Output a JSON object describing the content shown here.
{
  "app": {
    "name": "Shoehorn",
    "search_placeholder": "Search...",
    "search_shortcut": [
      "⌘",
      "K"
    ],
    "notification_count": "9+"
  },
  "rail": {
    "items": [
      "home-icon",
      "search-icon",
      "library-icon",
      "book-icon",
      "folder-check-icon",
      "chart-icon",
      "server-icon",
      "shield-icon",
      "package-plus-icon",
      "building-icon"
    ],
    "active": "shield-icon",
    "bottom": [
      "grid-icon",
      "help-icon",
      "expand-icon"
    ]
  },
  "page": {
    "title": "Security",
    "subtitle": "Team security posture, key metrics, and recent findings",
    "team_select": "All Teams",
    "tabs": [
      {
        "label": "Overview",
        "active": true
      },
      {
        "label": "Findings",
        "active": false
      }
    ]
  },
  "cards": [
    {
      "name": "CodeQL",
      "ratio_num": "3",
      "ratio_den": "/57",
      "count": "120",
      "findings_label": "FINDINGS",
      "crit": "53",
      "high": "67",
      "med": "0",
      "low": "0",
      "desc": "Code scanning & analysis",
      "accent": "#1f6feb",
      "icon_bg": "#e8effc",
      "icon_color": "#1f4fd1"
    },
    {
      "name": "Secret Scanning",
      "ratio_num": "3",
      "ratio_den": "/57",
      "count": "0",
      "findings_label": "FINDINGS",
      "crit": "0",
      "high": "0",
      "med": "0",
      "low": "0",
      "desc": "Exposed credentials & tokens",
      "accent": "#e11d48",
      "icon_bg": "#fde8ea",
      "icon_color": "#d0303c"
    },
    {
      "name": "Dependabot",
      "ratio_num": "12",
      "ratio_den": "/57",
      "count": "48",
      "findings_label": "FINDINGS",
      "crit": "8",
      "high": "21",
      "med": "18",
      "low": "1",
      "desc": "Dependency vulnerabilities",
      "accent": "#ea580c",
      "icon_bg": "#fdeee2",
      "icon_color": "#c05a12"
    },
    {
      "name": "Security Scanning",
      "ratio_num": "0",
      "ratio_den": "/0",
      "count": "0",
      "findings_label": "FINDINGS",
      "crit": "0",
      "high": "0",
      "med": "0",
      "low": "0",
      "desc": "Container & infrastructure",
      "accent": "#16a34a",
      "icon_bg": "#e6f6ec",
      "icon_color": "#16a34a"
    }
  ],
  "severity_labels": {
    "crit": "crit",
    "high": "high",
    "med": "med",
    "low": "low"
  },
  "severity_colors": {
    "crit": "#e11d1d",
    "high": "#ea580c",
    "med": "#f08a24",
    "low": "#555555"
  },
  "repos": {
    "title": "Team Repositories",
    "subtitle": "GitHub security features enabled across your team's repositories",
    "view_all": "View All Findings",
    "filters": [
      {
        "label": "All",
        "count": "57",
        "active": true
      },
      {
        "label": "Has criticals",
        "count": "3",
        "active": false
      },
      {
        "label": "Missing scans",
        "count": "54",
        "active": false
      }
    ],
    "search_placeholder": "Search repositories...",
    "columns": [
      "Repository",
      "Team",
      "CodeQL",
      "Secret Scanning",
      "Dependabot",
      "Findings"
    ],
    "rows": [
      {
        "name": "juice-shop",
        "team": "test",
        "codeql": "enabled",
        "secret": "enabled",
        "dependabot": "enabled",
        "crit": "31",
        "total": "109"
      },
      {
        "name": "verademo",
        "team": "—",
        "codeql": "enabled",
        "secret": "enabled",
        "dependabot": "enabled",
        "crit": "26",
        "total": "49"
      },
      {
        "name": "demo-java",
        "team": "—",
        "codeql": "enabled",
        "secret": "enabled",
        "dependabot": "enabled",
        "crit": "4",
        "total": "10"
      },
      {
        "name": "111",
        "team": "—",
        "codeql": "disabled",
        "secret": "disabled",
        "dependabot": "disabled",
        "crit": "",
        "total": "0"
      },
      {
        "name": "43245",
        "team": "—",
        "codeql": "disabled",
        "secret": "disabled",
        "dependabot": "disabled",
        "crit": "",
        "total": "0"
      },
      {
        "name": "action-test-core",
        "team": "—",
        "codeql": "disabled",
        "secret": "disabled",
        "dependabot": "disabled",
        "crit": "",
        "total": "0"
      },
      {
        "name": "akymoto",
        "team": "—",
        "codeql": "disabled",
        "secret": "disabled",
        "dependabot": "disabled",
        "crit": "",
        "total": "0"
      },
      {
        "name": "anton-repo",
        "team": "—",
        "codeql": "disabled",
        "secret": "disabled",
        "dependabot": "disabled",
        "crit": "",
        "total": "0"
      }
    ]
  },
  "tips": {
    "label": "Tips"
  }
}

• • • • • • •

Take the entries and copy them out exactly.

Output a JSON object describing the content shown here.
{
  "app": {
    "name": "Shoehorn",
    "search_placeholder": "Search...",
    "search_shortcut": [
      "⌘",
      "K"
    ],
    "notification_count": "9+"
  },
  "rail": {
    "items": [
      "home-icon",
      "search-icon",
      "library-icon",
      "book-icon",
      "folder-check-icon",
      "chart-icon",
      "server-icon",
      "shield-icon",
      "package-plus-icon",
      "building-icon"
    ],
    "active": "shield-icon",
    "bottom": [
      "grid-icon",
      "help-icon",
      "expand-icon"
    ]
  },
  "page": {
    "title": "Security",
    "subtitle": "Team security posture, key metrics, and recent findings",
    "team_select": "All Teams",
    "tabs": [
      {
        "label": "Overview",
        "active": true
      },
      {
        "label": "Findings",
        "active": false
      }
    ]
  },
  "cards": [
    {
      "name": "CodeQL",
      "ratio_num": "3",
      "ratio_den": "/57",
      "count": "120",
      "findings_label": "FINDINGS",
      "crit": "53",
      "high": "67",
      "med": "0",
      "low": "0",
      "desc": "Code scanning & analysis",
      "accent": "#1f6feb",
      "icon_bg": "#e8effc",
      "icon_color": "#1f4fd1"
    },
    {
      "name": "Secret Scanning",
      "ratio_num": "3",
      "ratio_den": "/57",
      "count": "0",
      "findings_label": "FINDINGS",
      "crit": "0",
      "high": "0",
      "med": "0",
      "low": "0",
      "desc": "Exposed credentials & tokens",
      "accent": "#e11d48",
      "icon_bg": "#fde8ea",
      "icon_color": "#d0303c"
    },
    {
      "name": "Dependabot",
      "ratio_num": "12",
      "ratio_den": "/57",
      "count": "48",
      "findings_label": "FINDINGS",
      "crit": "8",
      "high": "21",
      "med": "18",
      "low": "1",
      "desc": "Dependency vulnerabilities",
      "accent": "#ea580c",
      "icon_bg": "#fdeee2",
      "icon_color": "#c05a12"
    },
    {
      "name": "Security Scanning",
      "ratio_num": "0",
      "ratio_den": "/0",
      "count": "0",
      "findings_label": "FINDINGS",
      "crit": "0",
      "high": "0",
      "med": "0",
      "low": "0",
      "desc": "Container & infrastructure",
      "accent": "#16a34a",
      "icon_bg": "#e6f6ec",
      "icon_color": "#16a34a"
    }
  ],
  "severity_labels": {
    "crit": "crit",
    "high": "high",
    "med": "med",
    "low": "low"
  },
  "severity_colors": {
    "crit": "#e11d1d",
    "high": "#ea580c",
    "med": "#f08a24",
    "low": "#555555"
  },
  "repos": {
    "title": "Team Repositories",
    "subtitle": "GitHub security features enabled across your team's repositories",
    "view_all": "View All Findings",
    "filters": [
      {
        "label": "All",
        "count": "57",
        "active": true
      },
      {
        "label": "Has criticals",
        "count": "3",
        "active": false
      },
      {
        "label": "Missing scans",
        "count": "54",
        "active": false
      }
    ],
    "search_placeholder": "Search repositories...",
    "columns": [
      "Repository",
      "Team",
      "CodeQL",
      "Secret Scanning",
      "Dependabot",
      "Findings"
    ],
    "rows": [
      {
        "name": "juice-shop",
        "team": "test",
        "codeql": "enabled",
        "secret": "enabled",
        "dependabot": "enabled",
        "crit": "31",
        "total": "109"
      },
      {
        "name": "verademo",
        "team": "—",
        "codeql": "enabled",
        "secret": "enabled",
        "dependabot": "enabled",
        "crit": "26",
        "total": "49"
      },
      {
        "name": "demo-java",
        "team": "—",
        "codeql": "enabled",
        "secret": "enabled",
        "dependabot": "enabled",
        "crit": "4",
        "total": "10"
      },
      {
        "name": "111",
        "team": "—",
        "codeql": "disabled",
        "secret": "disabled",
        "dependabot": "disabled",
        "crit": "",
        "total": "0"
      },
      {
        "name": "43245",
        "team": "—",
        "codeql": "disabled",
        "secret": "disabled",
        "dependabot": "disabled",
        "crit": "",
        "total": "0"
      },
      {
        "name": "action-test-core",
        "team": "—",
        "codeql": "disabled",
        "secret": "disabled",
        "dependabot": "disabled",
        "crit": "",
        "total": "0"
      },
      {
        "name": "akymoto",
        "team": "—",
        "codeql": "disabled",
        "secret": "disabled",
        "dependabot": "disabled",
        "crit": "",
        "total": "0"
      },
      {
        "name": "anton-repo",
        "team": "—",
        "codeql": "disabled",
        "secret": "disabled",
        "dependabot": "disabled",
        "crit": "",
        "total": "0"
      }
    ]
  },
  "tips": {
    "label": "Tips"
  }
}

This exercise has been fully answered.